* What to work on
Every entry that follows should be repeated exactly; drop the images.

(Recorded data)
------------------------------------------------------------------------

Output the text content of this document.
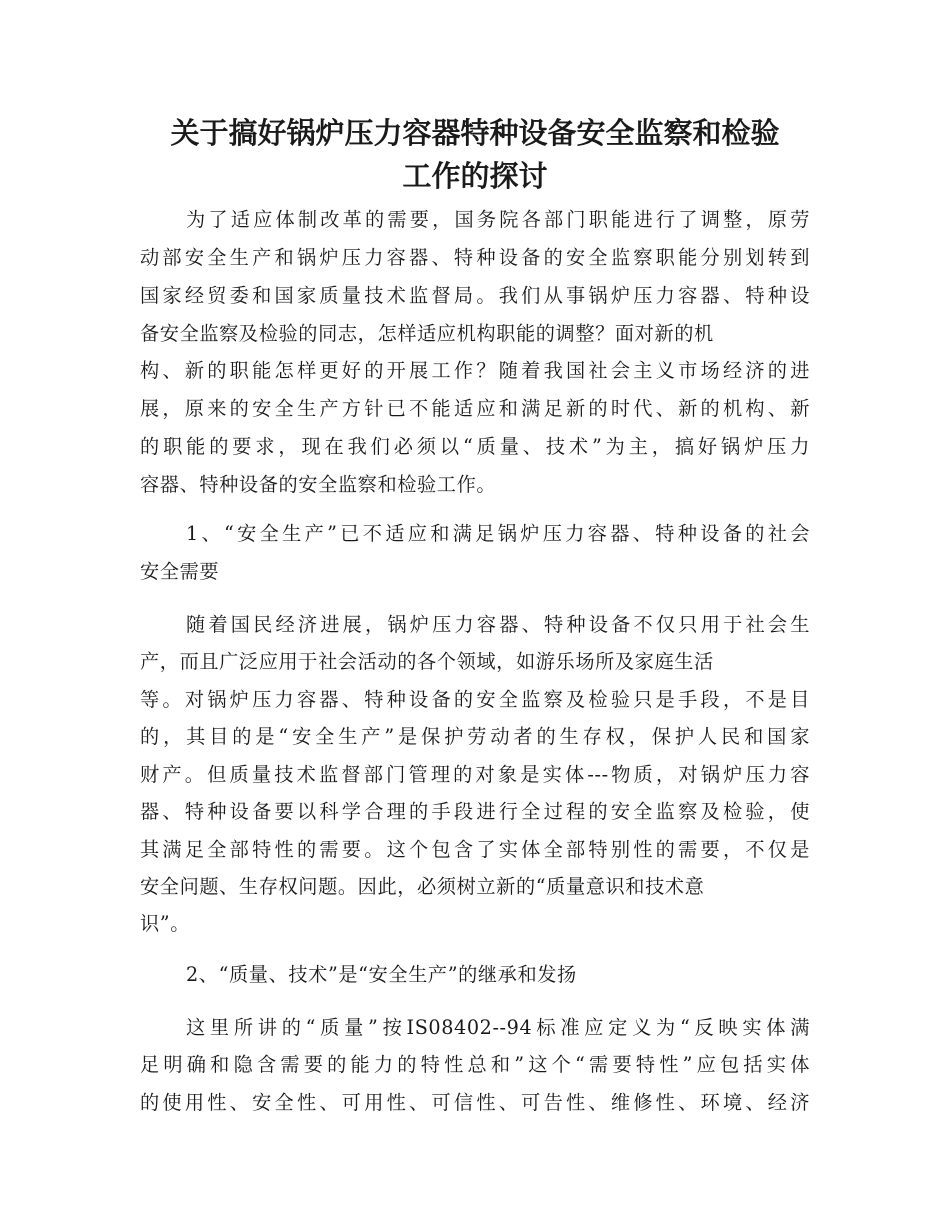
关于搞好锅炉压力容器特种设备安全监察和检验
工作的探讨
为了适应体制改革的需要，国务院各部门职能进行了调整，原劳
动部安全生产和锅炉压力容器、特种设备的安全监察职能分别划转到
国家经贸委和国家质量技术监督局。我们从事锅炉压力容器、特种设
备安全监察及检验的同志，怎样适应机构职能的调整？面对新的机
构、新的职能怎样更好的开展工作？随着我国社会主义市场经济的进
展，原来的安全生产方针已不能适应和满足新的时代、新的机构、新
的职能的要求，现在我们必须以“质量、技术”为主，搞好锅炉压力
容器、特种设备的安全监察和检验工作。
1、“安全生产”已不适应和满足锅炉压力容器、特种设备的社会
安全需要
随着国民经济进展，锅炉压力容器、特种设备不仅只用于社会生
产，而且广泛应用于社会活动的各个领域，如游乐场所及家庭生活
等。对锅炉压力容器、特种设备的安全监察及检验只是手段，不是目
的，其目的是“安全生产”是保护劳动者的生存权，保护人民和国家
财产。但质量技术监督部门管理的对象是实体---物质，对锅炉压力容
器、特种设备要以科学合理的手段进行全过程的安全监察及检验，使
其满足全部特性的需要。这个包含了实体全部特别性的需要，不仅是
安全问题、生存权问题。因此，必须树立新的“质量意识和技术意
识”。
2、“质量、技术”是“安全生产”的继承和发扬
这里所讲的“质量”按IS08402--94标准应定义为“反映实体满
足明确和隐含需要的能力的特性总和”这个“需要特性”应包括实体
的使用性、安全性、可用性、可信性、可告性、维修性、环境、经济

------------------------------------------------------------------------

* Response to this task
Output the text content of this document.
关于搞好锅炉压力容器特种设备安全监察和检验
工作的探讨
为了适应体制改革的需要，国务院各部门职能进行了调整，原劳
动部安全生产和锅炉压力容器、特种设备的安全监察职能分别划转到
国家经贸委和国家质量技术监督局。我们从事锅炉压力容器、特种设
备安全监察及检验的同志，怎样适应机构职能的调整？面对新的机
构、新的职能怎样更好的开展工作？随着我国社会主义市场经济的进
展，原来的安全生产方针已不能适应和满足新的时代、新的机构、新
的职能的要求，现在我们必须以“质量、技术”为主，搞好锅炉压力
容器、特种设备的安全监察和检验工作。
1、“安全生产”已不适应和满足锅炉压力容器、特种设备的社会
安全需要
随着国民经济进展，锅炉压力容器、特种设备不仅只用于社会生
产，而且广泛应用于社会活动的各个领域，如游乐场所及家庭生活
等。对锅炉压力容器、特种设备的安全监察及检验只是手段，不是目
的，其目的是“安全生产”是保护劳动者的生存权，保护人民和国家
财产。但质量技术监督部门管理的对象是实体---物质，对锅炉压力容
器、特种设备要以科学合理的手段进行全过程的安全监察及检验，使
其满足全部特性的需要。这个包含了实体全部特别性的需要，不仅是
安全问题、生存权问题。因此，必须树立新的“质量意识和技术意
识”。
2、“质量、技术”是“安全生产”的继承和发扬
这里所讲的“质量”按IS08402--94标准应定义为“反映实体满
足明确和隐含需要的能力的特性总和”这个“需要特性”应包括实体
的使用性、安全性、可用性、可信性、可告性、维修性、环境、经济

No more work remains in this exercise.